SUPPLIED ENTRIES -

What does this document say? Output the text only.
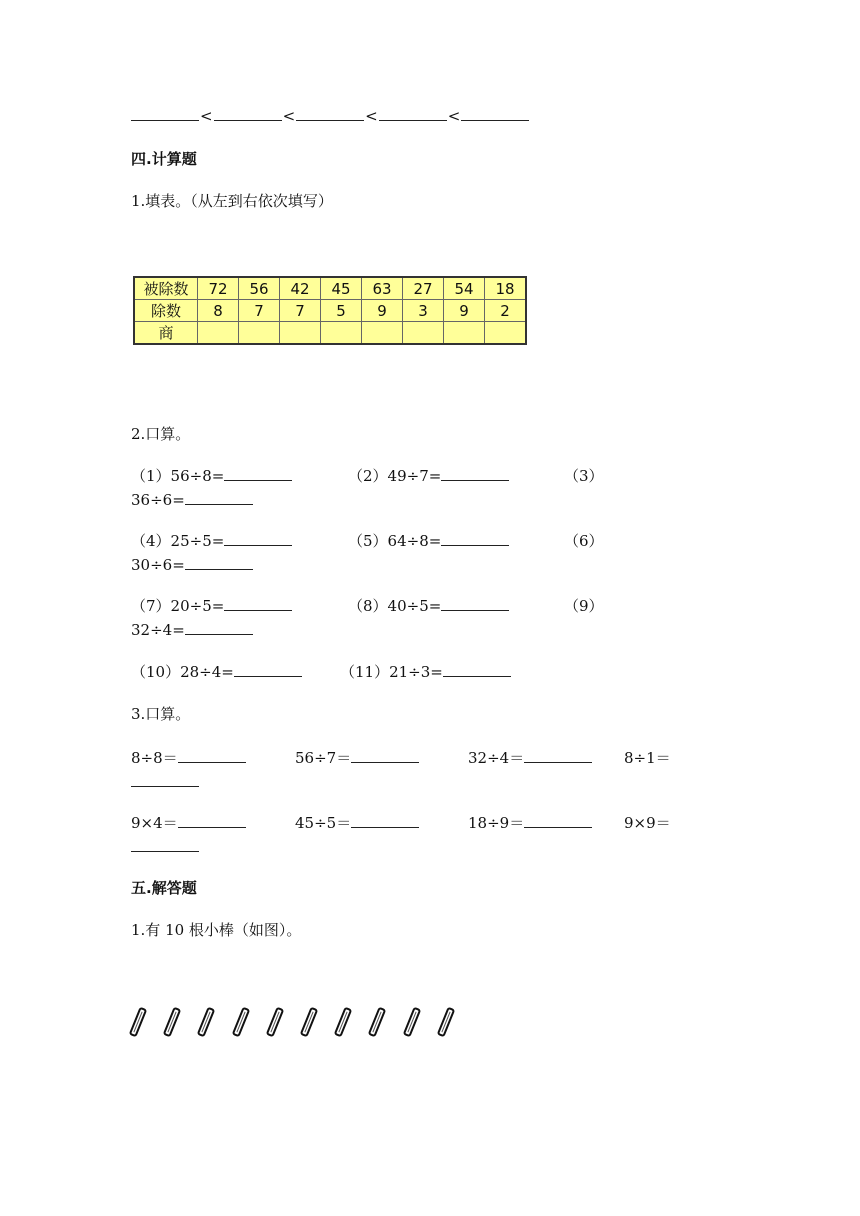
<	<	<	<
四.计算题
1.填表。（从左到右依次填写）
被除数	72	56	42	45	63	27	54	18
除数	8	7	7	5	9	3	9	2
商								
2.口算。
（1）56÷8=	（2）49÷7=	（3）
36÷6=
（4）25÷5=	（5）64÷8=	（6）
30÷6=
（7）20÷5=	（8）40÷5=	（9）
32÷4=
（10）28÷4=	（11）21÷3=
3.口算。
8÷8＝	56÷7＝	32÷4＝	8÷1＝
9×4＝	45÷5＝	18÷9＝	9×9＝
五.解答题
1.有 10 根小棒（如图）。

* * *

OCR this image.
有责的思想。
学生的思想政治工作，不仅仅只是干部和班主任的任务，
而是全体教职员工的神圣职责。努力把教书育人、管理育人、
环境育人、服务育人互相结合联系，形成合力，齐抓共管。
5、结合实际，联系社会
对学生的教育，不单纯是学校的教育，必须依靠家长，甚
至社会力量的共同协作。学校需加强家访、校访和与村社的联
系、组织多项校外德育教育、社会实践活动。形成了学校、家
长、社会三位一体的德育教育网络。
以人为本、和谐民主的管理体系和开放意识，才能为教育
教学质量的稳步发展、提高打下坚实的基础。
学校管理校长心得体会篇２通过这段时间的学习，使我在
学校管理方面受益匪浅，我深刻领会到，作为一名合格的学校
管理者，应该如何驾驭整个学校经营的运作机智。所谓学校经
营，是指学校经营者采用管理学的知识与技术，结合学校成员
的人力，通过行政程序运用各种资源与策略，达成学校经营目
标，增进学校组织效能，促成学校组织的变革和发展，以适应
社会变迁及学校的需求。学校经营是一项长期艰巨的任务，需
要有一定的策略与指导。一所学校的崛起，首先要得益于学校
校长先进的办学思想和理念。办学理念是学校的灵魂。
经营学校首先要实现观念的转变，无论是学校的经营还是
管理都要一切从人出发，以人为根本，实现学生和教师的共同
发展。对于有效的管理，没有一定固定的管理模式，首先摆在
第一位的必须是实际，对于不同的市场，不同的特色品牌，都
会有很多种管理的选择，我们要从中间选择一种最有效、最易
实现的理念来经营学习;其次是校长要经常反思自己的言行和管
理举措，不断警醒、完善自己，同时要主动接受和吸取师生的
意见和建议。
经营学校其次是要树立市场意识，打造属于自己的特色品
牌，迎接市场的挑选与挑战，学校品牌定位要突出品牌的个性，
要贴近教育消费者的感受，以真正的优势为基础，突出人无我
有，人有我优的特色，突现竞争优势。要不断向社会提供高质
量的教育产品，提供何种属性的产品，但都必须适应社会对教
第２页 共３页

GIVEN REQUEST -
Gather from the entries above all lines that include the string "this".

FINAL ANSWER -
What does this document say? Output the text only.
OCR this image.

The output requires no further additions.